Problem requirements: Without further comment, state how many lines in the listing below contain the word "Gedankenexperiment".

Stored records:
#####
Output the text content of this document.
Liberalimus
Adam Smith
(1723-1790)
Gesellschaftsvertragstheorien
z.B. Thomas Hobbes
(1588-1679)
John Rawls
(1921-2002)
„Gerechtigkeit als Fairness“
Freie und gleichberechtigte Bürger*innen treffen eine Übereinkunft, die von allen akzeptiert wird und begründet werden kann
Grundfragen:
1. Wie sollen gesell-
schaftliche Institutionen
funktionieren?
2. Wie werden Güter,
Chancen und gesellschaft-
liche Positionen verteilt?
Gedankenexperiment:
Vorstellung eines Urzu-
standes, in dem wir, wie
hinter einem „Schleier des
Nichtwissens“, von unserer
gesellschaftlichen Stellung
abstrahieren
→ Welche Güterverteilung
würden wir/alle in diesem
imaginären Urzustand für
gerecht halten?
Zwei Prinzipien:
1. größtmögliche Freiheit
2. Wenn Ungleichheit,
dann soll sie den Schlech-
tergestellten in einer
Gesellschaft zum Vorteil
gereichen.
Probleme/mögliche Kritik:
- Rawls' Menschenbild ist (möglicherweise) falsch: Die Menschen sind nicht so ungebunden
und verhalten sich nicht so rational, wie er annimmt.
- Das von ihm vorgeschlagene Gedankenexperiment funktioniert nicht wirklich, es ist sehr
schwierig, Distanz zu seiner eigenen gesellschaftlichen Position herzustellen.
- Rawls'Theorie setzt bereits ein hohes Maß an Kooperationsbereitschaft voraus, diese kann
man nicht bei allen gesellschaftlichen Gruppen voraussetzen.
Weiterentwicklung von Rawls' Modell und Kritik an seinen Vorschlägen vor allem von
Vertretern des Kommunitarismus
#####
Written answer: 2